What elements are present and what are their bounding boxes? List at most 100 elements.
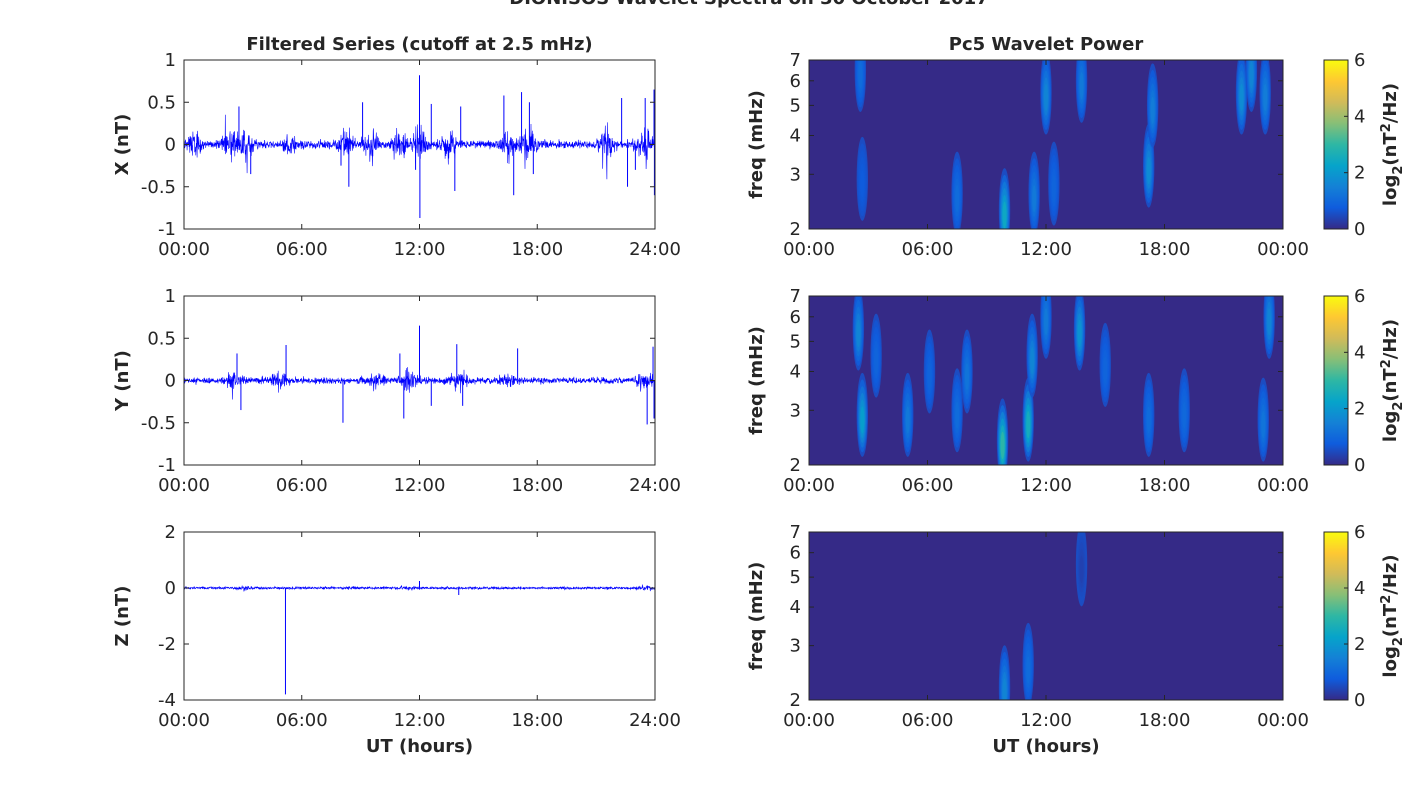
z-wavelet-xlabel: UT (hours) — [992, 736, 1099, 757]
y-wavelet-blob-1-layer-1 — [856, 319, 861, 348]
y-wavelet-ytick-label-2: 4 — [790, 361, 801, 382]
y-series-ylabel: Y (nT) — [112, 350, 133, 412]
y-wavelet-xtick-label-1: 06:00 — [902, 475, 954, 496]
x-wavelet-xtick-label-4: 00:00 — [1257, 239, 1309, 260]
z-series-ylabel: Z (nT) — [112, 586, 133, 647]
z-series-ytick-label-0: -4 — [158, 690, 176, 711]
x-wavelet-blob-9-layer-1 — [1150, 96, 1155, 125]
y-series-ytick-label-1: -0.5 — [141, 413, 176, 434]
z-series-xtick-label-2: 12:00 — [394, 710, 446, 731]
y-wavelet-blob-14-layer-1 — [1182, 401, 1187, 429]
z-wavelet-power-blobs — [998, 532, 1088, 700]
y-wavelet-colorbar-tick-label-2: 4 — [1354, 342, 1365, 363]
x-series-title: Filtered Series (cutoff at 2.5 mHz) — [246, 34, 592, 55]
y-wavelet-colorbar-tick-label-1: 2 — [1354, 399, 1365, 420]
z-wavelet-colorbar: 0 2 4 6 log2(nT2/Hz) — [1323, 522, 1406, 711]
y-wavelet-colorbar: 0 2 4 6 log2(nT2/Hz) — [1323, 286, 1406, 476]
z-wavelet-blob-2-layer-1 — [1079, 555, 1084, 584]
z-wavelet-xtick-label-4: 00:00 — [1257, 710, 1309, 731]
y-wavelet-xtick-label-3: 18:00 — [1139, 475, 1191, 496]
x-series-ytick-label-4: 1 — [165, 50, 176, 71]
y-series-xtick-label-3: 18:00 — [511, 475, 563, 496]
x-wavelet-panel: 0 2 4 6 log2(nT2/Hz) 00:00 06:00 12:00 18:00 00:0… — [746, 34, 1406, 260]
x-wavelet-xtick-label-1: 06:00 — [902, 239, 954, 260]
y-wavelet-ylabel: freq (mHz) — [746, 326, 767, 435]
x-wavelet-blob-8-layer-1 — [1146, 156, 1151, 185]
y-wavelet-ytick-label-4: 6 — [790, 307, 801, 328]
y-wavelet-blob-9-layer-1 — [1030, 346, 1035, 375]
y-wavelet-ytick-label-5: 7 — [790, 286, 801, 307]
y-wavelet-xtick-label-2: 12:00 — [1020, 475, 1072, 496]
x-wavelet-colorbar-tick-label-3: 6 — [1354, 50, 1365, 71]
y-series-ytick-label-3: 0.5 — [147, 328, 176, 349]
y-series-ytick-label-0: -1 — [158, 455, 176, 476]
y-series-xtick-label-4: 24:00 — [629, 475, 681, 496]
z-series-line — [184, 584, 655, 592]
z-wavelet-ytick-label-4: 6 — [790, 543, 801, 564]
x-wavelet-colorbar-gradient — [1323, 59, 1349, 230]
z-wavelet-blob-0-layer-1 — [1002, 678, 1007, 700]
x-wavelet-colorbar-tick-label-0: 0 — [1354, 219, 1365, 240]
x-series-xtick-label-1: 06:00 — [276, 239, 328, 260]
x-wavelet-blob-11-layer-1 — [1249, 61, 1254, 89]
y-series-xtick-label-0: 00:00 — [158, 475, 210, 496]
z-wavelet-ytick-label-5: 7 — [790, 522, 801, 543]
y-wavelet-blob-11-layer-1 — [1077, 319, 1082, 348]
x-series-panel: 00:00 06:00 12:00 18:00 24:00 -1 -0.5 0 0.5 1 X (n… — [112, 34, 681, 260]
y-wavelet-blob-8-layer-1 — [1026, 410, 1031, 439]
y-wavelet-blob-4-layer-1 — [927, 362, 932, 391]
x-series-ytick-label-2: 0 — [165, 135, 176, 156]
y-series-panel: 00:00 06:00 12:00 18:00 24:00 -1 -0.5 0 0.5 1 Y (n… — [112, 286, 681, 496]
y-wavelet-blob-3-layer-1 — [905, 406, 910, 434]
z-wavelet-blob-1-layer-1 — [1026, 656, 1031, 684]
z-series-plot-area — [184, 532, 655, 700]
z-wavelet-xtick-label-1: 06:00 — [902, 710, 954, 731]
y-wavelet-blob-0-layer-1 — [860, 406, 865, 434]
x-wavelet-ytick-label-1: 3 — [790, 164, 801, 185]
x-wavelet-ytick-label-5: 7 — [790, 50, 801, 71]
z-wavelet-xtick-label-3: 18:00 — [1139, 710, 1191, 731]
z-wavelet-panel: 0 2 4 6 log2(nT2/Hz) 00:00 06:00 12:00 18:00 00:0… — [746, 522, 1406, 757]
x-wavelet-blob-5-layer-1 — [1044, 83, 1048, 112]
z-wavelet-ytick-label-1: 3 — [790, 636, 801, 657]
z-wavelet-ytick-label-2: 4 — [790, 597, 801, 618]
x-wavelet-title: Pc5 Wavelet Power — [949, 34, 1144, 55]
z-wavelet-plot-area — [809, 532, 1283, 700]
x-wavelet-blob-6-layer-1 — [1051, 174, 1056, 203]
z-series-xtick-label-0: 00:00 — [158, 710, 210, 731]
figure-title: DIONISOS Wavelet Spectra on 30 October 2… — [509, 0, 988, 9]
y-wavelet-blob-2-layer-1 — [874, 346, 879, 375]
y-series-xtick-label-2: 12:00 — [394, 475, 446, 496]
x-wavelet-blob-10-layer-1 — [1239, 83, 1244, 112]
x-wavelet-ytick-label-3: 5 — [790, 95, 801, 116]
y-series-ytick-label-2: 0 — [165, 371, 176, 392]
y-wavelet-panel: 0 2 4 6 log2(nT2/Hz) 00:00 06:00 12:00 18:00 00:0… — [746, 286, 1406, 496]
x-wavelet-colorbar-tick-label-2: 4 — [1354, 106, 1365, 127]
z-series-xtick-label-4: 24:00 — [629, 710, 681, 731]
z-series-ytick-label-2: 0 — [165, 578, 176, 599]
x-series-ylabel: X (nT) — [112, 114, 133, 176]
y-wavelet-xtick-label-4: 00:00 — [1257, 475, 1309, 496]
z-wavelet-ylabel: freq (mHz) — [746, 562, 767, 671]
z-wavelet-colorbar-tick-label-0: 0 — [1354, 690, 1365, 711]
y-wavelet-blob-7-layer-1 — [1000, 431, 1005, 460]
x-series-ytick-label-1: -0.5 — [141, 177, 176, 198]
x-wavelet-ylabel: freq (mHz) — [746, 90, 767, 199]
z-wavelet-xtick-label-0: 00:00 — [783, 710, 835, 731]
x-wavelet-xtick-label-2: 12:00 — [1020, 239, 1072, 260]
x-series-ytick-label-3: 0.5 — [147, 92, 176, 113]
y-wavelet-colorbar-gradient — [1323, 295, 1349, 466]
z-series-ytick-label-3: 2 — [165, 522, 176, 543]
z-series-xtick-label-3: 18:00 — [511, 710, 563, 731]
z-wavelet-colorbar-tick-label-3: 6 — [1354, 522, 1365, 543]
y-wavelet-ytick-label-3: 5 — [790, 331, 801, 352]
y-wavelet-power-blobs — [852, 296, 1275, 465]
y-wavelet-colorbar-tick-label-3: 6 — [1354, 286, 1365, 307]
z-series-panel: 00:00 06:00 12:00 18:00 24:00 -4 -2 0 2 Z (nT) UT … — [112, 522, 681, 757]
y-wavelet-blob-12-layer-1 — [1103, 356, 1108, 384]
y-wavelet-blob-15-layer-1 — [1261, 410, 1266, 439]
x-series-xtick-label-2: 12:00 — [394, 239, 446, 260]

+--

**Short exercise**:
Copy every line of the entries above exactly, leaving out the pictures.

**Right answer**:
What elements are present and what are their bounding boxes? List at most 100 elements.
z-wavelet-xlabel: UT (hours) — [992, 736, 1099, 757]
y-wavelet-blob-1-layer-1 — [856, 319, 861, 348]
y-wavelet-ytick-label-2: 4 — [790, 361, 801, 382]
y-series-ylabel: Y (nT) — [112, 350, 133, 412]
y-wavelet-xtick-label-1: 06:00 — [902, 475, 954, 496]
x-wavelet-xtick-label-4: 00:00 — [1257, 239, 1309, 260]
z-series-ylabel: Z (nT) — [112, 586, 133, 647]
z-series-ytick-label-0: -4 — [158, 690, 176, 711]
x-wavelet-blob-9-layer-1 — [1150, 96, 1155, 125]
y-series-ytick-label-1: -0.5 — [141, 413, 176, 434]
z-series-xtick-label-2: 12:00 — [394, 710, 446, 731]
y-wavelet-blob-14-layer-1 — [1182, 401, 1187, 429]
z-wavelet-power-blobs — [998, 532, 1088, 700]
y-wavelet-colorbar-tick-label-2: 4 — [1354, 342, 1365, 363]
x-series-title: Filtered Series (cutoff at 2.5 mHz) — [246, 34, 592, 55]
y-wavelet-colorbar-tick-label-1: 2 — [1354, 399, 1365, 420]
z-wavelet-colorbar: 0 2 4 6 log2(nT2/Hz) — [1323, 522, 1406, 711]
y-wavelet-colorbar: 0 2 4 6 log2(nT2/Hz) — [1323, 286, 1406, 476]
z-wavelet-blob-2-layer-1 — [1079, 555, 1084, 584]
z-wavelet-xtick-label-4: 00:00 — [1257, 710, 1309, 731]
y-wavelet-xtick-label-3: 18:00 — [1139, 475, 1191, 496]
x-series-ytick-label-4: 1 — [165, 50, 176, 71]
y-series-xtick-label-3: 18:00 — [511, 475, 563, 496]
x-wavelet-panel: 0 2 4 6 log2(nT2/Hz) 00:00 06:00 12:00 18:00 00:0… — [746, 34, 1406, 260]
x-wavelet-xtick-label-1: 06:00 — [902, 239, 954, 260]
y-wavelet-ylabel: freq (mHz) — [746, 326, 767, 435]
x-wavelet-blob-8-layer-1 — [1146, 156, 1151, 185]
y-wavelet-ytick-label-4: 6 — [790, 307, 801, 328]
y-wavelet-blob-9-layer-1 — [1030, 346, 1035, 375]
y-wavelet-ytick-label-5: 7 — [790, 286, 801, 307]
y-wavelet-xtick-label-2: 12:00 — [1020, 475, 1072, 496]
x-wavelet-colorbar-tick-label-3: 6 — [1354, 50, 1365, 71]
y-series-ytick-label-3: 0.5 — [147, 328, 176, 349]
y-series-ytick-label-0: -1 — [158, 455, 176, 476]
y-series-xtick-label-4: 24:00 — [629, 475, 681, 496]
z-series-line — [184, 584, 655, 592]
z-wavelet-ytick-label-4: 6 — [790, 543, 801, 564]
x-wavelet-colorbar-gradient — [1323, 59, 1349, 230]
z-wavelet-blob-0-layer-1 — [1002, 678, 1007, 700]
x-wavelet-colorbar-tick-label-0: 0 — [1354, 219, 1365, 240]
x-series-xtick-label-1: 06:00 — [276, 239, 328, 260]
x-wavelet-blob-11-layer-1 — [1249, 61, 1254, 89]
y-series-xtick-label-0: 00:00 — [158, 475, 210, 496]
z-wavelet-ytick-label-5: 7 — [790, 522, 801, 543]
y-wavelet-blob-11-layer-1 — [1077, 319, 1082, 348]
x-series-panel: 00:00 06:00 12:00 18:00 24:00 -1 -0.5 0 0.5 1 X (n… — [112, 34, 681, 260]
y-wavelet-blob-8-layer-1 — [1026, 410, 1031, 439]
y-wavelet-blob-4-layer-1 — [927, 362, 932, 391]
x-series-ytick-label-2: 0 — [165, 135, 176, 156]
y-series-panel: 00:00 06:00 12:00 18:00 24:00 -1 -0.5 0 0.5 1 Y (n… — [112, 286, 681, 496]
y-wavelet-blob-3-layer-1 — [905, 406, 910, 434]
z-wavelet-blob-1-layer-1 — [1026, 656, 1031, 684]
z-series-plot-area — [184, 532, 655, 700]
z-wavelet-xtick-label-1: 06:00 — [902, 710, 954, 731]
y-wavelet-blob-0-layer-1 — [860, 406, 865, 434]
x-wavelet-ytick-label-1: 3 — [790, 164, 801, 185]
x-wavelet-ytick-label-5: 7 — [790, 50, 801, 71]
z-wavelet-xtick-label-3: 18:00 — [1139, 710, 1191, 731]
z-wavelet-panel: 0 2 4 6 log2(nT2/Hz) 00:00 06:00 12:00 18:00 00:0… — [746, 522, 1406, 757]
x-wavelet-blob-5-layer-1 — [1044, 83, 1048, 112]
z-wavelet-ytick-label-1: 3 — [790, 636, 801, 657]
z-wavelet-ytick-label-2: 4 — [790, 597, 801, 618]
x-wavelet-title: Pc5 Wavelet Power — [949, 34, 1144, 55]
z-wavelet-plot-area — [809, 532, 1283, 700]
x-wavelet-blob-6-layer-1 — [1051, 174, 1056, 203]
z-series-xtick-label-0: 00:00 — [158, 710, 210, 731]
figure-title: DIONISOS Wavelet Spectra on 30 October 2… — [509, 0, 988, 9]
y-wavelet-blob-2-layer-1 — [874, 346, 879, 375]
y-series-xtick-label-2: 12:00 — [394, 475, 446, 496]
x-wavelet-blob-10-layer-1 — [1239, 83, 1244, 112]
x-wavelet-ytick-label-3: 5 — [790, 95, 801, 116]
y-series-ytick-label-2: 0 — [165, 371, 176, 392]
y-wavelet-panel: 0 2 4 6 log2(nT2/Hz) 00:00 06:00 12:00 18:00 00:0… — [746, 286, 1406, 496]
x-wavelet-colorbar-tick-label-2: 4 — [1354, 106, 1365, 127]
z-series-xtick-label-4: 24:00 — [629, 710, 681, 731]
z-series-ytick-label-2: 0 — [165, 578, 176, 599]
x-series-ylabel: X (nT) — [112, 114, 133, 176]
y-wavelet-xtick-label-4: 00:00 — [1257, 475, 1309, 496]
z-wavelet-ylabel: freq (mHz) — [746, 562, 767, 671]
z-wavelet-colorbar-tick-label-0: 0 — [1354, 690, 1365, 711]
y-wavelet-blob-7-layer-1 — [1000, 431, 1005, 460]
x-series-ytick-label-1: -0.5 — [141, 177, 176, 198]
x-wavelet-ylabel: freq (mHz) — [746, 90, 767, 199]
z-wavelet-xtick-label-0: 00:00 — [783, 710, 835, 731]
x-wavelet-xtick-label-2: 12:00 — [1020, 239, 1072, 260]
x-series-ytick-label-3: 0.5 — [147, 92, 176, 113]
y-wavelet-colorbar-gradient — [1323, 295, 1349, 466]
z-series-ytick-label-3: 2 — [165, 522, 176, 543]
z-series-xtick-label-3: 18:00 — [511, 710, 563, 731]
z-wavelet-colorbar-tick-label-3: 6 — [1354, 522, 1365, 543]
y-wavelet-ytick-label-3: 5 — [790, 331, 801, 352]
y-wavelet-power-blobs — [852, 296, 1275, 465]
y-wavelet-colorbar-tick-label-3: 6 — [1354, 286, 1365, 307]
z-series-panel: 00:00 06:00 12:00 18:00 24:00 -4 -2 0 2 Z (nT) UT … — [112, 522, 681, 757]
y-wavelet-blob-12-layer-1 — [1103, 356, 1108, 384]
y-wavelet-blob-15-layer-1 — [1261, 410, 1266, 439]
x-series-xtick-label-2: 12:00 — [394, 239, 446, 260]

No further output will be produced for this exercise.